_Task brief:_ Lift out all lines below that contain "household".

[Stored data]
__________________________________________________

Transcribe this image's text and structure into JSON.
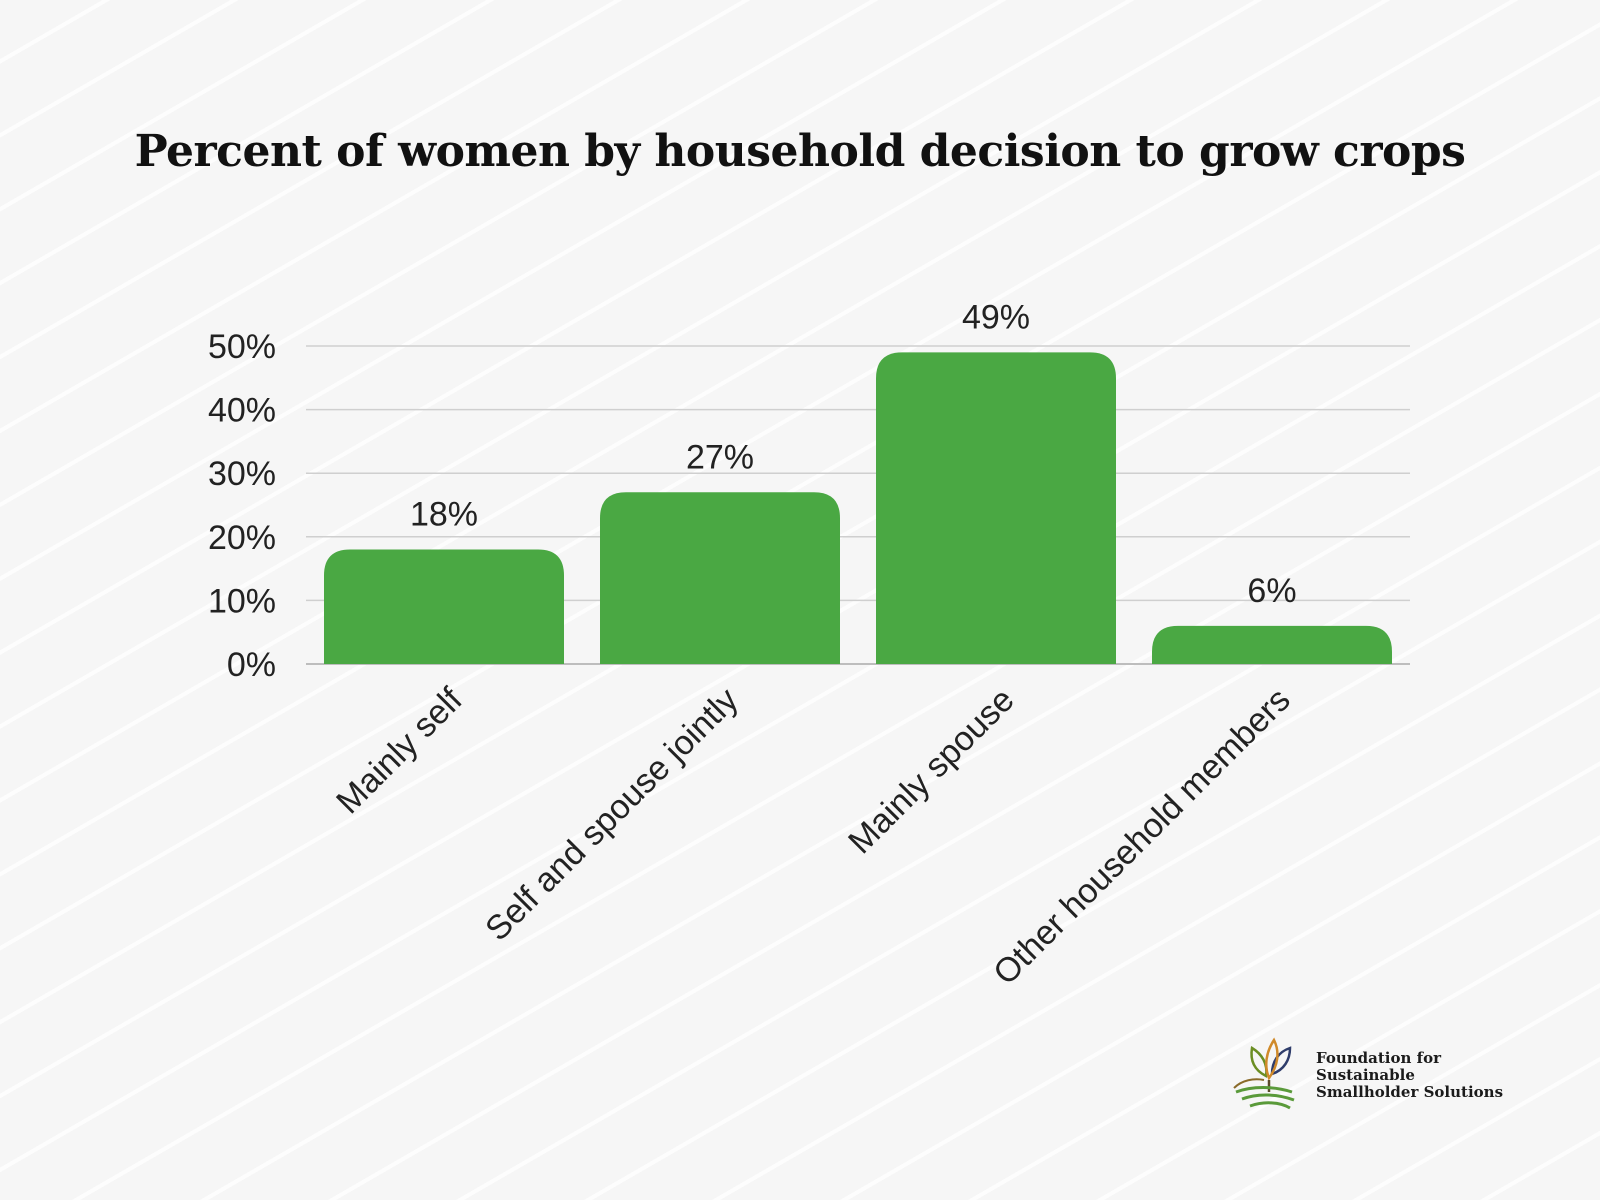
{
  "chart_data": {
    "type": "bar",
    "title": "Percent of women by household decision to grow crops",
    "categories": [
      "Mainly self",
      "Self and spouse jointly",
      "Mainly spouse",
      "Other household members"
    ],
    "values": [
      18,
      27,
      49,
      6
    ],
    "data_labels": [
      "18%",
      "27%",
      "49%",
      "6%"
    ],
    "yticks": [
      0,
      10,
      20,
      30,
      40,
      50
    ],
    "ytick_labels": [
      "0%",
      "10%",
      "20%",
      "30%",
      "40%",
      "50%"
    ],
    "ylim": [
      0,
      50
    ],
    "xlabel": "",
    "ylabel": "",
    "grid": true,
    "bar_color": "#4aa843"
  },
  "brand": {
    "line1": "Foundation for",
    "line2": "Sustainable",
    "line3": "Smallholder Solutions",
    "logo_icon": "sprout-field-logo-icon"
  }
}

__________________________________________________

_Response for this exercise:_
    "title": "Percent of women by household decision to grow crops",
      "Other household members"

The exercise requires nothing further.